This procedure was performed as described by Porter et al. (Fig. 1a).¹³ A 1 cm strip of the ITB is harvested, preserving its distal attachment, and passed from superficial to deep, around the proximal lateral collateral ligament before being passed into a bone tunnel deep to the ITB attachment on the tibia. This technique allows the tension in the looped graft is to be increased by pulling on the lead suture, adjusted until the grade of the shift is the same as that in the uninjured contra-lateral knee and secured in its tunnel with a third BioRCI-HA interference screw (Smith & Nephew, MA, USA) with the knee at 30° flexion and neutral rotation.

Details are in the caption following the image — **Fig. 1**
Open in figure viewer PowerPoint

Diagrams of the surgical techniques, (a) the modified ITB tenodesis (MITBT) and (b) the lateral extracapsular tenodesis.

Group 2: LET

The LET is performed as described in the literature (Fig. 1b).⁹ The 1 cm strip of ITB is harvested in a similar manner to the MITBT, with a whip stitch attached to the end of the graft. The ITB graft is passed deep to the LCL and then fixed to the surface of the femur immediately anterior to the lateral intermuscular septum and proximal to the femoral attachment of the LCL using a Richards staple (Smith & Nephew, MA, USA). The graft is ‘hand tensioned’ before fixation with the knee at 60–70° knee flexion, and neutral rotation.

Post-operative protocol

Patients followed the same standard post-operative protocol. Weight bearing was permitted as tolerable immediately following surgery and a brace only used if a meniscal repair was performed. The early emphasis was on achieving full knee extension and quadriceps control, and range of motion was progressed as tolerable. Closed kinetic exercises were progressed as guided by pain, swelling and function, but no twisting or pivoting was permitted until 6 months post-surgery. Typically patients were using a stationary bike within 3–4 weeks of surgery, and running in straight lines at 3 months. Competitive pivoting sports were allowed at 9–12 months as long as the knee was symptom-free and the strength, balance, proprioception, jumping and landing techniques was similar on both sides.

════════

Quote the knee surgery text between "This procedure was" and "lateral extracapsular tenodesis.", inclusive.

Entries supplied:
════════

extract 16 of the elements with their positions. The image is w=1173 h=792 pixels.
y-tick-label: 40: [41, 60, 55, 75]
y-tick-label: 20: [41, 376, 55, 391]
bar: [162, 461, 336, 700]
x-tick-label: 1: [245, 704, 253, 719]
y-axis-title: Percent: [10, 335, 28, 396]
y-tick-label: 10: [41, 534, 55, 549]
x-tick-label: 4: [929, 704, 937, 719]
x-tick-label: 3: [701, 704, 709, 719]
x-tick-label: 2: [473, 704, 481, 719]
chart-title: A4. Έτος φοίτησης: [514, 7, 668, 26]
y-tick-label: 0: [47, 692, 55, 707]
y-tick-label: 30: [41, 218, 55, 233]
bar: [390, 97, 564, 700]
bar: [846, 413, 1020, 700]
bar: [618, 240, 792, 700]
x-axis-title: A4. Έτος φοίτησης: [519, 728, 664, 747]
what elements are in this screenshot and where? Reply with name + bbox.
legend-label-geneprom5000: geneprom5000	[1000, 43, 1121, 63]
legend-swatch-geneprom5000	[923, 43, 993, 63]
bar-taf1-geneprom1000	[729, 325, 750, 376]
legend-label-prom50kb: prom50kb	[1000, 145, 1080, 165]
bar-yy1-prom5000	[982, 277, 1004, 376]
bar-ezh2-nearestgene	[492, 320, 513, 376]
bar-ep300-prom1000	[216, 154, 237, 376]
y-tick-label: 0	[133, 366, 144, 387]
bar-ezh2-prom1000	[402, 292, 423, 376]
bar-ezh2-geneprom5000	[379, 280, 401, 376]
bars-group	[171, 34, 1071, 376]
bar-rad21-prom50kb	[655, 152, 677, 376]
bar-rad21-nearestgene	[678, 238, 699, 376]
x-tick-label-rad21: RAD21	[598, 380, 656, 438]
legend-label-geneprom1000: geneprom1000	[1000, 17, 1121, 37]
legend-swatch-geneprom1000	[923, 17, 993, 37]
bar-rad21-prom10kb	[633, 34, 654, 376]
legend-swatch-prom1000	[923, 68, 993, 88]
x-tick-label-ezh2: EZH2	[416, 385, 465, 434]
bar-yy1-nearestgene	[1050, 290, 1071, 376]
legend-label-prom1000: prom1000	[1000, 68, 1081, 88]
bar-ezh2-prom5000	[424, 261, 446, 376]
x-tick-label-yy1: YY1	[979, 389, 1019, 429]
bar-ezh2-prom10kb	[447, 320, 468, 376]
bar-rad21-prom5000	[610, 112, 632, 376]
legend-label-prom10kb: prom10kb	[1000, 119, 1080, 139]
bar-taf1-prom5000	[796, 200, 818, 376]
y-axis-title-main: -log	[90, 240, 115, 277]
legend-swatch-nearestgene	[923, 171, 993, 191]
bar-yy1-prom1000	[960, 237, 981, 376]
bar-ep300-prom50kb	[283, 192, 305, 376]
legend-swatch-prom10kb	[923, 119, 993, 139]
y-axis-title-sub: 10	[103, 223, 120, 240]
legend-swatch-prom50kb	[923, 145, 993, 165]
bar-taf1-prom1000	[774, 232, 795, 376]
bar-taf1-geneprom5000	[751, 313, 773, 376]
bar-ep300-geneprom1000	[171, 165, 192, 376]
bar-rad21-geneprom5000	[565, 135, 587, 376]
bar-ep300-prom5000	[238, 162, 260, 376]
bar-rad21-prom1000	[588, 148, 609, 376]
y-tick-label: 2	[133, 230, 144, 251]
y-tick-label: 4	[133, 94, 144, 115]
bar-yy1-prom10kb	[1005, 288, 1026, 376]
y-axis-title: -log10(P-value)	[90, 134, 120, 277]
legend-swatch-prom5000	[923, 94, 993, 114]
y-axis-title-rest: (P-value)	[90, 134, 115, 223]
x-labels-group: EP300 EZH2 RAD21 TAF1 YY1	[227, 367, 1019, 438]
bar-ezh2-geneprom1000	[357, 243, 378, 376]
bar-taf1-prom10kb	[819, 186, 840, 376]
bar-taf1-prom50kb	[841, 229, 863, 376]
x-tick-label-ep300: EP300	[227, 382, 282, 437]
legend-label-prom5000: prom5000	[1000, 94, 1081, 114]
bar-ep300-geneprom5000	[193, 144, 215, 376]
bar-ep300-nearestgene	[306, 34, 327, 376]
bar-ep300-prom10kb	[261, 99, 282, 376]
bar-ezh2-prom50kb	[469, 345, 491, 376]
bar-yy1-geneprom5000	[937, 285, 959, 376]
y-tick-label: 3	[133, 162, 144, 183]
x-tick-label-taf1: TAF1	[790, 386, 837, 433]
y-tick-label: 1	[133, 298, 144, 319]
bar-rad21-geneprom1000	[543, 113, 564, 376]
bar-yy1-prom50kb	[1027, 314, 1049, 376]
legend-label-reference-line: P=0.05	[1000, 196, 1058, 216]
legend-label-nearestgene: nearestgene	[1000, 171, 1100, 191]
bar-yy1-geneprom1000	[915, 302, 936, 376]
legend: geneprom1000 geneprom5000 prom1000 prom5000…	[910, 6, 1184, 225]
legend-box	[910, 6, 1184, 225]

════════

Expected output:
This procedure was performed as described by Porter et al. (Fig. 1a).¹³ A 1 cm strip of the ITB is harvested, preserving its distal attachment, and passed from superficial to deep, around the proximal lateral collateral ligament before being passed into a bone tunnel deep to the ITB attachment on the tibia. This technique allows the tension in the looped graft is to be increased by pulling on the lead suture, adjusted until the grade of the shift is the same as that in the uninjured contra-lateral knee and secured in its tunnel with a third BioRCI-HA interference screw (Smith & Nephew, MA, USA) with the knee at 30° flexion and neutral rotation.

Details are in the caption following the image — **Fig. 1**
Open in figure viewer PowerPoint

Diagrams of the surgical techniques, (a) the modified ITB tenodesis (MITBT) and (b) the lateral extracapsular tenodesis.